— SHORT EXERCISE 1 —
Print the stretch of the Christmas essay from "In the same" through "that seems wanting." word for word.

----- PASSAGE SHOWN -----

Like much of the world, my family and I celebrated Christmas last month and that included an annual tradition of watching several of our favorite holiday movies which range from the nostalgic to the comedic, to the serious. My favorite tradition with my family is to watch the movie It’s a Wonderful Life on Christmas Eve because it teaches a lesson of gratitude and thankfulness for what we have, the importance of friends, and not to live in fear of what could happen. But my own personal favorite Christmas story and movie (now in many versions) is “A Christmas Carol” by Charles Dickens.

I’ve come to realize that what really touches me about A Christmas Carol is that it leaves the impression of how important it is to live in the present and to be engaged with those around us. As the main character is visited by a ghost of the past and a ghost of the future, he realizes all that he missed in his past and how dreadful his future might be if he doesn’t change his present behaviors in prioritizing money over humanity. He awakens on Christmas morning to realize he still has a chance to change his life and he lives out the rest of his life in kindness towards others. Many historians believe it was the Charles Dickens story which influenced the modern cultural traditions of celebrating Christmas.

In the same way as the character in the story, I think we can miss the joy of the present when we spend too much time reminiscing about the past or imagining the future. It’s actually an important part of effective mental health to be able to live in the moment and engage meaningfully with those around us. In fact, research has proven that we tend to idolize the past as if it was somehow better than it really was, and we can pretty easily imagine a better future which most often leaves us disappointed in the present. Modern day marketing has capitalized on this flaw in our thinking by convincing us that a product or material good will somehow quench that spot within ourselves that seems wanting.

I felt a little sad by the evening of Christmas and I realized it was because it was the Christmas before when our daughter stopped home for a visit which went entirely too fast. I’m realizing as she has moved since then and now lives in Portland, Oregon, that our time together is getting less and less, at least in this season of our lives. I was glad though that I was able to be in the moment at least while we baked some cookies together which is our annual tradition. We both shared a good laugh later when we each admitted neither of us wanted to bake this year, but we didn’t want to disappoint the other. It was nice to realize we both would have enjoyed just sitting together and catching up on our lives together. We can look forward to that next year though, very hopefully when she moves back to the east coast if all goes as planned.

If you found yourself feeling down at Christmas though, you’re most definitely not alone. You might be at risk of feeling down with the New Year still close in our minds, although often thinking of the future gives us more hope than we may find in the present. My hope for you though is to find ways to enjoy the moments you’re in right now, rather than dwelling on the past or future.

----- TASK DATA -----

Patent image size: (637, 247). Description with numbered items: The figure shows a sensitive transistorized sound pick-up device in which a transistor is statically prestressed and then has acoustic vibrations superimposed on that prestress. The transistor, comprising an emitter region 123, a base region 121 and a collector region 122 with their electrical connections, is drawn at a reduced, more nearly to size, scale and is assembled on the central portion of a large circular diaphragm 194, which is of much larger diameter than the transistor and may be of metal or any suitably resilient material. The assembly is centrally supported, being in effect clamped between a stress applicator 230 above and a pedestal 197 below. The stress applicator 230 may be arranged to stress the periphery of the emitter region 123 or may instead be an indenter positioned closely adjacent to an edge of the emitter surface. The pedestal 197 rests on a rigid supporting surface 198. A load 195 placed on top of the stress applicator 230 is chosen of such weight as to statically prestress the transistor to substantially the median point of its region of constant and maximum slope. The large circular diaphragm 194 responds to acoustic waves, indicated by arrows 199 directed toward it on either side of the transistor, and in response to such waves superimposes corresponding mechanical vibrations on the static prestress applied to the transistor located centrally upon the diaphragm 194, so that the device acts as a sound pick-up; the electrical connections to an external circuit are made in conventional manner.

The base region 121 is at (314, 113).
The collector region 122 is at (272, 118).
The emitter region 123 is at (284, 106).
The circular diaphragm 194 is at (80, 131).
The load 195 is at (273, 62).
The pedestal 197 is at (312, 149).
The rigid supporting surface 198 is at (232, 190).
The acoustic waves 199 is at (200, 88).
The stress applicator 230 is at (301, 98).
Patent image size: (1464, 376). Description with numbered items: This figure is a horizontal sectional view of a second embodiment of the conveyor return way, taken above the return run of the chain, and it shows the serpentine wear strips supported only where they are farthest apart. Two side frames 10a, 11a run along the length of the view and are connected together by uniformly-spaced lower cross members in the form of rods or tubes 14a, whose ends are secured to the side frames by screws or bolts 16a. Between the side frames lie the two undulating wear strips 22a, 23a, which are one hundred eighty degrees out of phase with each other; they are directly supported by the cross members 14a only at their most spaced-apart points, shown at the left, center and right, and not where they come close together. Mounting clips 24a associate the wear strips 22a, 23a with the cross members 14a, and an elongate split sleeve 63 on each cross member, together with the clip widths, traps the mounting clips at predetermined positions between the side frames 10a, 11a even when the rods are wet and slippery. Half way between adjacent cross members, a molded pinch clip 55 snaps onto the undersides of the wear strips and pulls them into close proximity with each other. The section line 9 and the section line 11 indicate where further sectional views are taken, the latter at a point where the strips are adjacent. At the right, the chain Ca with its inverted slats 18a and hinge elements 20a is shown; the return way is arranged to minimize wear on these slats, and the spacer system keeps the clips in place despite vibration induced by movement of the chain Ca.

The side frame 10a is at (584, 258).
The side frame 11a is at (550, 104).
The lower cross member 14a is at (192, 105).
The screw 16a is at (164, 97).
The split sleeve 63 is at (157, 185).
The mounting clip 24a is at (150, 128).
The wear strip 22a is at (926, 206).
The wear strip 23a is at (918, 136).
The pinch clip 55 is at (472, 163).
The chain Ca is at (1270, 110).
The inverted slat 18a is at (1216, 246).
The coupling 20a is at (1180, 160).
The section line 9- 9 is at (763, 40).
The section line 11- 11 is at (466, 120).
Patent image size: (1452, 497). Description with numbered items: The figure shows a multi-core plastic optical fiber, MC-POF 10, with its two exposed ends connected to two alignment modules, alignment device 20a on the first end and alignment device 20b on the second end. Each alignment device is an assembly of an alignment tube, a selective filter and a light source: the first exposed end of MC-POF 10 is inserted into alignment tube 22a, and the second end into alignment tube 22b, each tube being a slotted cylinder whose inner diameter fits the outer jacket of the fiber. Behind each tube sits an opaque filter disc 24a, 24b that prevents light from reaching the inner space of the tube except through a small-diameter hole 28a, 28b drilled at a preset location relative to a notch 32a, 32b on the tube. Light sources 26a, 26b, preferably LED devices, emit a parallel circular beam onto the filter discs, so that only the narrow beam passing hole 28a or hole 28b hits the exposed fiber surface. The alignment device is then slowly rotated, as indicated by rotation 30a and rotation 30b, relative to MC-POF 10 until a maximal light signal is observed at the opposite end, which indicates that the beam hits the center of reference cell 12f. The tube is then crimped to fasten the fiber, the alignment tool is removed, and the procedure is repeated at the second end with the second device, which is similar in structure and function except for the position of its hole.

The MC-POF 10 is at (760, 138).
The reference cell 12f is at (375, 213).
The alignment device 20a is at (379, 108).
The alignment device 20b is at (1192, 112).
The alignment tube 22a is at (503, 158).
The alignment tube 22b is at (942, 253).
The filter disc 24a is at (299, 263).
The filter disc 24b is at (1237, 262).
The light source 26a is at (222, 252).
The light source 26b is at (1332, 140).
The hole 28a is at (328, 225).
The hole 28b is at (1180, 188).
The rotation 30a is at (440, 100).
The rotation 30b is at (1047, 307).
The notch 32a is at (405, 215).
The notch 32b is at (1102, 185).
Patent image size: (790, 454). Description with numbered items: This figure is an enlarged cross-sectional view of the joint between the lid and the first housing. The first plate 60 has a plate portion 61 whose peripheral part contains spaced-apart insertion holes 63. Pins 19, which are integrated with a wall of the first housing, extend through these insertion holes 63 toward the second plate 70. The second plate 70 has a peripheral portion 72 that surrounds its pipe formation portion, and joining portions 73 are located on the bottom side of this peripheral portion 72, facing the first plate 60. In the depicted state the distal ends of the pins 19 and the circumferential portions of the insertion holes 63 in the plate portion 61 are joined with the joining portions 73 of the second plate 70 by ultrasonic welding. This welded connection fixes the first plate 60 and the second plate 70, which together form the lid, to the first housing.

-----

— SHORT EXERCISE 2 —
Rewrite the stretch of the records from the line that contains "Patent image size: (1464, 376)." through the line that contains "The section line 11- 11 is at (466, 120).", both lines included, with "conveyor return way" changed to "conveyor return path" and nothing else altered. Give only those lines.

— TASK RESULT 1 —
In the same way as the character in the story, I think we can miss the joy of the present when we spend too much time reminiscing about the past or imagining the future. It’s actually an important part of effective mental health to be able to live in the moment and engage meaningfully with those around us. In fact, research has proven that we tend to idolize the past as if it was somehow better than it really was, and we can pretty easily imagine a better future which most often leaves us disappointed in the present. Modern day marketing has capitalized on this flaw in our thinking by convincing us that a product or material good will somehow quench that spot within ourselves that seems wanting.

— TASK RESULT 2 —
Patent image size: (1464, 376). Description with numbered items: This figure is a horizontal sectional view of a second embodiment of the conveyor return path, taken above the return run of the chain, and it shows the serpentine wear strips supported only where they are farthest apart. Two side frames 10a, 11a run along the length of the view and are connected together by uniformly-spaced lower cross members in the form of rods or tubes 14a, whose ends are secured to the side frames by screws or bolts 16a. Between the side frames lie the two undulating wear strips 22a, 23a, which are one hundred eighty degrees out of phase with each other; they are directly supported by the cross members 14a only at their most spaced-apart points, shown at the left, center and right, and not where they come close together. Mounting clips 24a associate the wear strips 22a, 23a with the cross members 14a, and an elongate split sleeve 63 on each cross member, together with the clip widths, traps the mounting clips at predetermined positions between the side frames 10a, 11a even when the rods are wet and slippery. Half way between adjacent cross members, a molded pinch clip 55 snaps onto the undersides of the wear strips and pulls them into close proximity with each other. The section line 9 and the section line 11 indicate where further sectional views are taken, the latter at a point where the strips are adjacent. At the right, the chain Ca with its inverted slats 18a and hinge elements 20a is shown; the return way is arranged to minimize wear on these slats, and the spacer system keeps the clips in place despite vibration induced by movement of the chain Ca.

The side frame 10a is at (584, 258).
The side frame 11a is at (550, 104).
The lower cross member 14a is at (192, 105).
The screw 16a is at (164, 97).
The split sleeve 63 is at (157, 185).
The mounting clip 24a is at (150, 128).
The wear strip 22a is at (926, 206).
The wear strip 23a is at (918, 136).
The pinch clip 55 is at (472, 163).
The chain Ca is at (1270, 110).
The inverted slat 18a is at (1216, 246).
The coupling 20a is at (1180, 160).
The section line 9- 9 is at (763, 40).
The section line 11- 11 is at (466, 120).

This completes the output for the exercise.